- **LISTING**
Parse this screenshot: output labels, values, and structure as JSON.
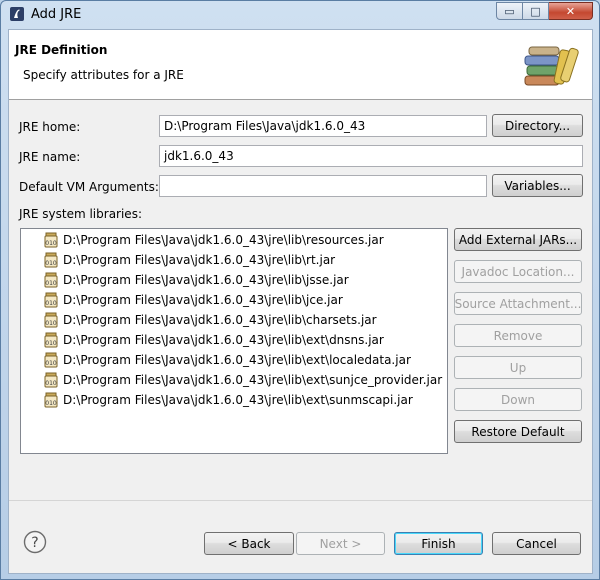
{
  "window": {
    "title": "Add JRE",
    "controls": {
      "minimize": "▭",
      "maximize": "□",
      "close": "✕"
    }
  },
  "header": {
    "title": "JRE Definition",
    "description": "Specify attributes for a JRE",
    "icon": "java-libraries-icon"
  },
  "form": {
    "jre_home_label": "JRE home:",
    "jre_home_value": "D:\\Program Files\\Java\\jdk1.6.0_43",
    "directory_button": "Directory...",
    "jre_name_label": "JRE name:",
    "jre_name_value": "jdk1.6.0_43",
    "vm_args_label": "Default VM Arguments:",
    "vm_args_value": "",
    "variables_button": "Variables...",
    "libraries_label": "JRE system libraries:"
  },
  "libraries": [
    {
      "path": "D:\\Program Files\\Java\\jdk1.6.0_43\\jre\\lib\\resources.jar",
      "icon": "jar-icon"
    },
    {
      "path": "D:\\Program Files\\Java\\jdk1.6.0_43\\jre\\lib\\rt.jar",
      "icon": "jar-icon"
    },
    {
      "path": "D:\\Program Files\\Java\\jdk1.6.0_43\\jre\\lib\\jsse.jar",
      "icon": "jar-icon"
    },
    {
      "path": "D:\\Program Files\\Java\\jdk1.6.0_43\\jre\\lib\\jce.jar",
      "icon": "jar-icon"
    },
    {
      "path": "D:\\Program Files\\Java\\jdk1.6.0_43\\jre\\lib\\charsets.jar",
      "icon": "jar-icon"
    },
    {
      "path": "D:\\Program Files\\Java\\jdk1.6.0_43\\jre\\lib\\ext\\dnsns.jar",
      "icon": "jar-icon"
    },
    {
      "path": "D:\\Program Files\\Java\\jdk1.6.0_43\\jre\\lib\\ext\\localedata.jar",
      "icon": "jar-icon"
    },
    {
      "path": "D:\\Program Files\\Java\\jdk1.6.0_43\\jre\\lib\\ext\\sunjce_provider.jar",
      "icon": "jar-icon"
    },
    {
      "path": "D:\\Program Files\\Java\\jdk1.6.0_43\\jre\\lib\\ext\\sunmscapi.jar",
      "icon": "jar-icon"
    }
  ],
  "library_buttons": {
    "add_external_jars": "Add External JARs...",
    "javadoc_location": "Javadoc Location...",
    "source_attachment": "Source Attachment...",
    "remove": "Remove",
    "up": "Up",
    "down": "Down",
    "restore_default": "Restore Default"
  },
  "footer": {
    "help_icon": "?",
    "back": "< Back",
    "next": "Next >",
    "finish": "Finish",
    "cancel": "Cancel"
  },
  "colors": {
    "title_bar": "#bcd3ea",
    "dialog_bg": "#f0f0f0",
    "header_bg": "#ffffff",
    "default_button_border": "#3c7fb1"
  }
}
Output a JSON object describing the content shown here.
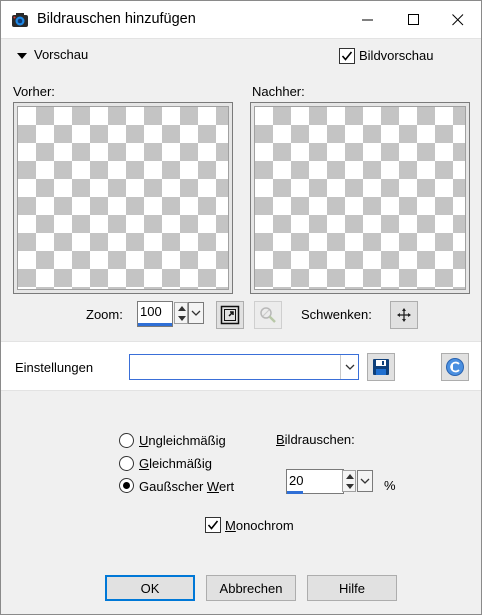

- **EXERCISE PROMPT**
Take the listing above and print it exactly, apart from the pictures.

- **RESPONSE TO THIS EXERCISE**
Parse this screenshot: output labels, values, and structure as JSON.
{
  "window": {
    "title": "Add JRE",
    "controls": {
      "minimize": "▭",
      "maximize": "□",
      "close": "✕"
    }
  },
  "header": {
    "title": "JRE Definition",
    "description": "Specify attributes for a JRE",
    "icon": "java-libraries-icon"
  },
  "form": {
    "jre_home_label": "JRE home:",
    "jre_home_value": "D:\\Program Files\\Java\\jdk1.6.0_43",
    "directory_button": "Directory...",
    "jre_name_label": "JRE name:",
    "jre_name_value": "jdk1.6.0_43",
    "vm_args_label": "Default VM Arguments:",
    "vm_args_value": "",
    "variables_button": "Variables...",
    "libraries_label": "JRE system libraries:"
  },
  "libraries": [
    {
      "path": "D:\\Program Files\\Java\\jdk1.6.0_43\\jre\\lib\\resources.jar",
      "icon": "jar-icon"
    },
    {
      "path": "D:\\Program Files\\Java\\jdk1.6.0_43\\jre\\lib\\rt.jar",
      "icon": "jar-icon"
    },
    {
      "path": "D:\\Program Files\\Java\\jdk1.6.0_43\\jre\\lib\\jsse.jar",
      "icon": "jar-icon"
    },
    {
      "path": "D:\\Program Files\\Java\\jdk1.6.0_43\\jre\\lib\\jce.jar",
      "icon": "jar-icon"
    },
    {
      "path": "D:\\Program Files\\Java\\jdk1.6.0_43\\jre\\lib\\charsets.jar",
      "icon": "jar-icon"
    },
    {
      "path": "D:\\Program Files\\Java\\jdk1.6.0_43\\jre\\lib\\ext\\dnsns.jar",
      "icon": "jar-icon"
    },
    {
      "path": "D:\\Program Files\\Java\\jdk1.6.0_43\\jre\\lib\\ext\\localedata.jar",
      "icon": "jar-icon"
    },
    {
      "path": "D:\\Program Files\\Java\\jdk1.6.0_43\\jre\\lib\\ext\\sunjce_provider.jar",
      "icon": "jar-icon"
    },
    {
      "path": "D:\\Program Files\\Java\\jdk1.6.0_43\\jre\\lib\\ext\\sunmscapi.jar",
      "icon": "jar-icon"
    }
  ],
  "library_buttons": {
    "add_external_jars": "Add External JARs...",
    "javadoc_location": "Javadoc Location...",
    "source_attachment": "Source Attachment...",
    "remove": "Remove",
    "up": "Up",
    "down": "Down",
    "restore_default": "Restore Default"
  },
  "footer": {
    "help_icon": "?",
    "back": "< Back",
    "next": "Next >",
    "finish": "Finish",
    "cancel": "Cancel"
  },
  "colors": {
    "title_bar": "#bcd3ea",
    "dialog_bg": "#f0f0f0",
    "header_bg": "#ffffff",
    "default_button_border": "#3c7fb1"
  }
}
Output a JSON object describing the content shown here.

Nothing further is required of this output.